#### [To do]
Copy the following lines of the records without any change, starting at the beginning of the records and going on through the line containing "- booth block 180-183: 183: [852, 433, 868, 454]".

#### [Available data]

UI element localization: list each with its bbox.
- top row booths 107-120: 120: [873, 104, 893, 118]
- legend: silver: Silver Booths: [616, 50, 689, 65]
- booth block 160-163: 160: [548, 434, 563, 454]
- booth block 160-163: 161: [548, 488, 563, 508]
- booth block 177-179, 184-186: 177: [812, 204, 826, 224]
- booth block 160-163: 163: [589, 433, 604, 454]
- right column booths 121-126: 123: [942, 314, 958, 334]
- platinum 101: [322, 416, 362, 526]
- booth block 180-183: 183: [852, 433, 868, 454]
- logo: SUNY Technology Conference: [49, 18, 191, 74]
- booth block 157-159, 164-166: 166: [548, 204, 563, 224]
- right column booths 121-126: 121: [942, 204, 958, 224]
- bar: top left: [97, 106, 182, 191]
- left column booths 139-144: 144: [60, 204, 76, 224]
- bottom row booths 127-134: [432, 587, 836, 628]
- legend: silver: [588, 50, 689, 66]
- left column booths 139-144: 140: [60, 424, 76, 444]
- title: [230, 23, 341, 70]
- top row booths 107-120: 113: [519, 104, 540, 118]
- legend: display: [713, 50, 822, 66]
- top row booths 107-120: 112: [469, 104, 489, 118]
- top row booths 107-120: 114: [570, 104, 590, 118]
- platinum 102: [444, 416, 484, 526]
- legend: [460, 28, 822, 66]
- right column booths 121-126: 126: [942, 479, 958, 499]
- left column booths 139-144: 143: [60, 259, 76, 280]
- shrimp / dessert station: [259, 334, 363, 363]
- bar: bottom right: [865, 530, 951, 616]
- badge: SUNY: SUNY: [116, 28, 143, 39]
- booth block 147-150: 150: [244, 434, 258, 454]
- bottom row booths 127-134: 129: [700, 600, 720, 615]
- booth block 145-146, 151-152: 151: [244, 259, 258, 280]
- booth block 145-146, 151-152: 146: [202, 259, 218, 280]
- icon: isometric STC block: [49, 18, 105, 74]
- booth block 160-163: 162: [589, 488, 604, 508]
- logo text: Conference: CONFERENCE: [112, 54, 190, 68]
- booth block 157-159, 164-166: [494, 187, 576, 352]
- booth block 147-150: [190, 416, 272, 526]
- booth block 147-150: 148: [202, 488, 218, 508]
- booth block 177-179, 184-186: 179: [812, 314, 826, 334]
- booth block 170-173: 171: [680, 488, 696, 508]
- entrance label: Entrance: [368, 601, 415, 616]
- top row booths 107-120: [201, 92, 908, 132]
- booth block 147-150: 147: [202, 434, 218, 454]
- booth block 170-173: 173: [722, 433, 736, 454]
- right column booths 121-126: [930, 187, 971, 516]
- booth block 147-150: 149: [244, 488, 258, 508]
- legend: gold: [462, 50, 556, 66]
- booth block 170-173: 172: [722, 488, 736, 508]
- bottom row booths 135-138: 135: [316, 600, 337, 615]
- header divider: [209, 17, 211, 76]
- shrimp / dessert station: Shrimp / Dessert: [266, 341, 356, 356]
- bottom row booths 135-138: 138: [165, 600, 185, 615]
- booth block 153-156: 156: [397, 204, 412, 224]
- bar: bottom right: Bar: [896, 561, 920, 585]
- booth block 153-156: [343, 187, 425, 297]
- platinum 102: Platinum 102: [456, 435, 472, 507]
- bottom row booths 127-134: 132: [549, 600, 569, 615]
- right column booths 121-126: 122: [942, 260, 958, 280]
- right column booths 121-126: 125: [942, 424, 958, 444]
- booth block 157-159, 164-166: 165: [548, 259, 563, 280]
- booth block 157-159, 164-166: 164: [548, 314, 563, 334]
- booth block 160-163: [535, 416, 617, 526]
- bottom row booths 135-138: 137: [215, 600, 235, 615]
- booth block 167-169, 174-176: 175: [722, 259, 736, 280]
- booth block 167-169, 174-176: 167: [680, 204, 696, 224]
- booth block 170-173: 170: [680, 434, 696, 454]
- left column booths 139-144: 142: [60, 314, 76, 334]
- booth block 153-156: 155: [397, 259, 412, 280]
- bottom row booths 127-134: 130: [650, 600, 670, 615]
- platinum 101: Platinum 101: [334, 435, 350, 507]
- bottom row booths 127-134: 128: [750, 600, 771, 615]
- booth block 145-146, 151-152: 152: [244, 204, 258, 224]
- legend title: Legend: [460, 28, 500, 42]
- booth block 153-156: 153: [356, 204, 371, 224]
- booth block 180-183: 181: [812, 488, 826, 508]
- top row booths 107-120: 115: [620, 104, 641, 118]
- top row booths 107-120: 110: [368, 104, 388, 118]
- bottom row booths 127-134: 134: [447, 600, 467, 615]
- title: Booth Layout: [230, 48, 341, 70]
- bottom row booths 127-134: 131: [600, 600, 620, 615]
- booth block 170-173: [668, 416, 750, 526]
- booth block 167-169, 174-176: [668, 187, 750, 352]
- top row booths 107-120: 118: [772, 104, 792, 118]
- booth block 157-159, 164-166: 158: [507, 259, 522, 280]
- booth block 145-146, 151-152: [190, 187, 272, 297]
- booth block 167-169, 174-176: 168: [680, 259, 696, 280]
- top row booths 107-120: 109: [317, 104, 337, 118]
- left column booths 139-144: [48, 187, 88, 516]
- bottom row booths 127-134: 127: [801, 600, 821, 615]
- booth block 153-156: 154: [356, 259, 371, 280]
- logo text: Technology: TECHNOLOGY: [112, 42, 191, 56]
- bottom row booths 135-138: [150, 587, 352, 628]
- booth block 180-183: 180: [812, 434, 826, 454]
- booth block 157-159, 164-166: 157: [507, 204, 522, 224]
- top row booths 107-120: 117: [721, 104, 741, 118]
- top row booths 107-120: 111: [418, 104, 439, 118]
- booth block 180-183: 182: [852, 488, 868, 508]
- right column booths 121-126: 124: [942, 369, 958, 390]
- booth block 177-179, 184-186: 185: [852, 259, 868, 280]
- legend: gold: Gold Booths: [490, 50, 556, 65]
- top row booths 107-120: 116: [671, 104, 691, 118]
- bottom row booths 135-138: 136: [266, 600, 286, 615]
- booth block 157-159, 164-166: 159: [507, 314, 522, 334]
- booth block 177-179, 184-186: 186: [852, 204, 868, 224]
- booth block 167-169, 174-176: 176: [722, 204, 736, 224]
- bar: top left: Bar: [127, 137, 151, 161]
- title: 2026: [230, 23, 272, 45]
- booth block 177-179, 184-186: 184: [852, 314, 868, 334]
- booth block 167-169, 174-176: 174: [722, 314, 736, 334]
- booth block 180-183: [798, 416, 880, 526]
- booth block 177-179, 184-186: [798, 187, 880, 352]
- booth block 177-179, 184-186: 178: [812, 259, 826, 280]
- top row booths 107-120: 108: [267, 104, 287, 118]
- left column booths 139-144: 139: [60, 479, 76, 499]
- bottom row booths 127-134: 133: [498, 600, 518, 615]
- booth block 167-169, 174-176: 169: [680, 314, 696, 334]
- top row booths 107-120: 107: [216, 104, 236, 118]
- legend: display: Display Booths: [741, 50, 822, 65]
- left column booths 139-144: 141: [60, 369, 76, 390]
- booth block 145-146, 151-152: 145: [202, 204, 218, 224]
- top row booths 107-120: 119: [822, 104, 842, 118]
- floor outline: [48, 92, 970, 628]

#### [Answer to the problem]
UI element localization: list each with its bbox.
- top row booths 107-120: 120: [873, 104, 893, 118]
- legend: silver: Silver Booths: [616, 50, 689, 65]
- booth block 160-163: 160: [548, 434, 563, 454]
- booth block 160-163: 161: [548, 488, 563, 508]
- booth block 177-179, 184-186: 177: [812, 204, 826, 224]
- booth block 160-163: 163: [589, 433, 604, 454]
- right column booths 121-126: 123: [942, 314, 958, 334]
- platinum 101: [322, 416, 362, 526]
- booth block 180-183: 183: [852, 433, 868, 454]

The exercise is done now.